##### Task input #####

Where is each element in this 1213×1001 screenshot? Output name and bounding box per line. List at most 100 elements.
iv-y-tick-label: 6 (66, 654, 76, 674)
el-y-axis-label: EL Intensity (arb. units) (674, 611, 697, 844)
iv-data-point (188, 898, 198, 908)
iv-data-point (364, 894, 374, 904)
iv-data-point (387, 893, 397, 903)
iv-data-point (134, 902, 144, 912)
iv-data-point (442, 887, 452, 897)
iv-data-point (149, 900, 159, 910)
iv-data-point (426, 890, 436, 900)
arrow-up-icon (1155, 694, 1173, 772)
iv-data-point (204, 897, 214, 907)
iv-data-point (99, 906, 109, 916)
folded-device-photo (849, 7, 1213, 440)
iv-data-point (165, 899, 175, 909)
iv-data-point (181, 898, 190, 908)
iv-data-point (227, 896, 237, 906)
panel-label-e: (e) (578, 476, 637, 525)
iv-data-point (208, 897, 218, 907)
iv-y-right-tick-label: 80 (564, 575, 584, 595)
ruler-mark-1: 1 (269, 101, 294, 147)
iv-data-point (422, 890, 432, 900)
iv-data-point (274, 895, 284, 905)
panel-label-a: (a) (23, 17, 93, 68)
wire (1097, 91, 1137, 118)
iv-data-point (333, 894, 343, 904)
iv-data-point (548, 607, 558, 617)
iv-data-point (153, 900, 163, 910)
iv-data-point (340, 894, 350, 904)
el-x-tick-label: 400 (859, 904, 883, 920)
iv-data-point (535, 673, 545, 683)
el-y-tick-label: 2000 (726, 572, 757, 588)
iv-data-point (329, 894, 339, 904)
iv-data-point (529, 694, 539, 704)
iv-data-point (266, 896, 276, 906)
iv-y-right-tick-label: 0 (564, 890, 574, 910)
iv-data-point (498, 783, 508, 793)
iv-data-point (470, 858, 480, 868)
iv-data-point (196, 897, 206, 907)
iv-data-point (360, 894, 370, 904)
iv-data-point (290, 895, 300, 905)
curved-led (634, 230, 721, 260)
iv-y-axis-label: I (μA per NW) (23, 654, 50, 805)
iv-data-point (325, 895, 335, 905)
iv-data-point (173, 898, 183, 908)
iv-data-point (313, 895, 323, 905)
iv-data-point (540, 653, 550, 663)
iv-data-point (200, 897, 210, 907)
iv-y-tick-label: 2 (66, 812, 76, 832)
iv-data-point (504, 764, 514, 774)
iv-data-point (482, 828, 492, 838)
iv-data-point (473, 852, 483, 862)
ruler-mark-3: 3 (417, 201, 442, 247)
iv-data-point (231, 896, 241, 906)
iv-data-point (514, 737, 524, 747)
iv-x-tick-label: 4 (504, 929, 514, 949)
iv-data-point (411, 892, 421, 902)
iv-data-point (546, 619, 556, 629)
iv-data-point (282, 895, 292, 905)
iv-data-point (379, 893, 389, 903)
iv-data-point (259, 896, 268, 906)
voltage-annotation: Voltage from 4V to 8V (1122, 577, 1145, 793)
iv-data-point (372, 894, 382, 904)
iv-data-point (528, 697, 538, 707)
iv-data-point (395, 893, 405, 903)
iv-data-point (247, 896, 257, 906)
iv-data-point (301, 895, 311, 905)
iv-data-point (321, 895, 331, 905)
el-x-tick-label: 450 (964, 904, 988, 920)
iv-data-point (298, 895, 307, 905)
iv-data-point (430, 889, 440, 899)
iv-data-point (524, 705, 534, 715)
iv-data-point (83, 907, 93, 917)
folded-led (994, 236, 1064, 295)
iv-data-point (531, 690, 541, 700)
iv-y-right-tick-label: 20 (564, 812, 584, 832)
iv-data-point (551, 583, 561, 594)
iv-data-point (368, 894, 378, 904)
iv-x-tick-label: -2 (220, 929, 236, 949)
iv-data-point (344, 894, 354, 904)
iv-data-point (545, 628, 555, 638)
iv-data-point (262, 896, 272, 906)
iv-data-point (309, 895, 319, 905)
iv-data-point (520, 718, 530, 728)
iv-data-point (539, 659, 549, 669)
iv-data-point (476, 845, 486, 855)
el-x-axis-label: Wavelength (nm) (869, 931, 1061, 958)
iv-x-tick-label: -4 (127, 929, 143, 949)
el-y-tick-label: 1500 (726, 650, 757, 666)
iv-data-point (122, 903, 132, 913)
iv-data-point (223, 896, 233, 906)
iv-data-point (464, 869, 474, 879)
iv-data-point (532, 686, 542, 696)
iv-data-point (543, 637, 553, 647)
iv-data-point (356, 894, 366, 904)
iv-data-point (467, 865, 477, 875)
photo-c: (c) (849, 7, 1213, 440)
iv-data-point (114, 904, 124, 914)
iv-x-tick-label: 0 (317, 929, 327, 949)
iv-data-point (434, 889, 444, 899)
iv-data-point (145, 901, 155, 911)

#####

**Directions**
Render every line above as a JSON list of strings, one string per line, omitting any blank lines.

**Result of this task**
[
  "Where is each element in this 1213×1001 screenshot? Output name and bounding box per line. List at most 100 elements.",
  "iv-y-tick-label: 6 (66, 654, 76, 674)",
  "el-y-axis-label: EL Intensity (arb. units) (674, 611, 697, 844)",
  "iv-data-point (188, 898, 198, 908)",
  "iv-data-point (364, 894, 374, 904)",
  "iv-data-point (387, 893, 397, 903)",
  "iv-data-point (134, 902, 144, 912)",
  "iv-data-point (442, 887, 452, 897)",
  "iv-data-point (149, 900, 159, 910)",
  "iv-data-point (426, 890, 436, 900)",
  "arrow-up-icon (1155, 694, 1173, 772)",
  "iv-data-point (204, 897, 214, 907)",
  "iv-data-point (99, 906, 109, 916)",
  "folded-device-photo (849, 7, 1213, 440)",
  "iv-data-point (165, 899, 175, 909)",
  "iv-data-point (181, 898, 190, 908)",
  "iv-data-point (227, 896, 237, 906)",
  "panel-label-e: (e) (578, 476, 637, 525)",
  "iv-data-point (208, 897, 218, 907)",
  "iv-y-right-tick-label: 80 (564, 575, 584, 595)",
  "ruler-mark-1: 1 (269, 101, 294, 147)",
  "iv-data-point (422, 890, 432, 900)",
  "iv-data-point (274, 895, 284, 905)",
  "panel-label-a: (a) (23, 17, 93, 68)",
  "wire (1097, 91, 1137, 118)",
  "iv-data-point (333, 894, 343, 904)",
  "iv-data-point (548, 607, 558, 617)",
  "iv-data-point (153, 900, 163, 910)",
  "iv-data-point (340, 894, 350, 904)",
  "el-x-tick-label: 400 (859, 904, 883, 920)",
  "iv-data-point (535, 673, 545, 683)",
  "el-y-tick-label: 2000 (726, 572, 757, 588)",
  "iv-data-point (329, 894, 339, 904)",
  "iv-data-point (529, 694, 539, 704)",
  "iv-data-point (266, 896, 276, 906)",
  "iv-y-right-tick-label: 0 (564, 890, 574, 910)",
  "iv-data-point (498, 783, 508, 793)",
  "iv-data-point (470, 858, 480, 868)",
  "iv-data-point (196, 897, 206, 907)",
  "iv-data-point (360, 894, 370, 904)",
  "iv-data-point (290, 895, 300, 905)",
  "curved-led (634, 230, 721, 260)",
  "iv-y-axis-label: I (μA per NW) (23, 654, 50, 805)",
  "iv-data-point (325, 895, 335, 905)",
  "iv-data-point (173, 898, 183, 908)",
  "iv-data-point (313, 895, 323, 905)",
  "iv-data-point (540, 653, 550, 663)",
  "iv-data-point (200, 897, 210, 907)",
  "iv-y-tick-label: 2 (66, 812, 76, 832)",
  "iv-data-point (504, 764, 514, 774)",
  "iv-data-point (482, 828, 492, 838)",
  "iv-data-point (473, 852, 483, 862)",
  "ruler-mark-3: 3 (417, 201, 442, 247)",
  "iv-data-point (231, 896, 241, 906)",
  "iv-data-point (514, 737, 524, 747)",
  "iv-x-tick-label: 4 (504, 929, 514, 949)",
  "iv-data-point (411, 892, 421, 902)",
  "iv-data-point (546, 619, 556, 629)",
  "iv-data-point (282, 895, 292, 905)",
  "iv-data-point (379, 893, 389, 903)",
  "iv-data-point (259, 896, 268, 906)",
  "voltage-annotation: Voltage from 4V to 8V (1122, 577, 1145, 793)",
  "iv-data-point (372, 894, 382, 904)",
  "iv-data-point (528, 697, 538, 707)",
  "iv-data-point (395, 893, 405, 903)",
  "iv-data-point (247, 896, 257, 906)",
  "iv-data-point (301, 895, 311, 905)",
  "iv-data-point (321, 895, 331, 905)",
  "el-x-tick-label: 450 (964, 904, 988, 920)",
  "iv-data-point (298, 895, 307, 905)",
  "iv-data-point (430, 889, 440, 899)",
  "iv-data-point (524, 705, 534, 715)",
  "iv-data-point (83, 907, 93, 917)",
  "folded-led (994, 236, 1064, 295)",
  "iv-data-point (531, 690, 541, 700)",
  "iv-y-right-tick-label: 20 (564, 812, 584, 832)",
  "iv-data-point (551, 583, 561, 594)",
  "iv-data-point (368, 894, 378, 904)",
  "iv-x-tick-label: -2 (220, 929, 236, 949)",
  "iv-data-point (344, 894, 354, 904)",
  "iv-data-point (545, 628, 555, 638)",
  "iv-data-point (262, 896, 272, 906)",
  "iv-data-point (309, 895, 319, 905)",
  "iv-data-point (520, 718, 530, 728)",
  "iv-data-point (539, 659, 549, 669)",
  "iv-data-point (476, 845, 486, 855)",
  "el-x-axis-label: Wavelength (nm) (869, 931, 1061, 958)",
  "iv-x-tick-label: -4 (127, 929, 143, 949)",
  "el-y-tick-label: 1500 (726, 650, 757, 666)",
  "iv-data-point (122, 903, 132, 913)",
  "iv-data-point (223, 896, 233, 906)",
  "iv-data-point (464, 869, 474, 879)",
  "iv-data-point (532, 686, 542, 696)",
  "iv-data-point (543, 637, 553, 647)",
  "iv-data-point (356, 894, 366, 904)",
  "iv-data-point (467, 865, 477, 875)",
  "photo-c: (c) (849, 7, 1213, 440)",
  "iv-data-point (114, 904, 124, 914)",
  "iv-x-tick-label: 0 (317, 929, 327, 949)",
  "iv-data-point (434, 889, 444, 899)",
  "iv-data-point (145, 901, 155, 911)"
]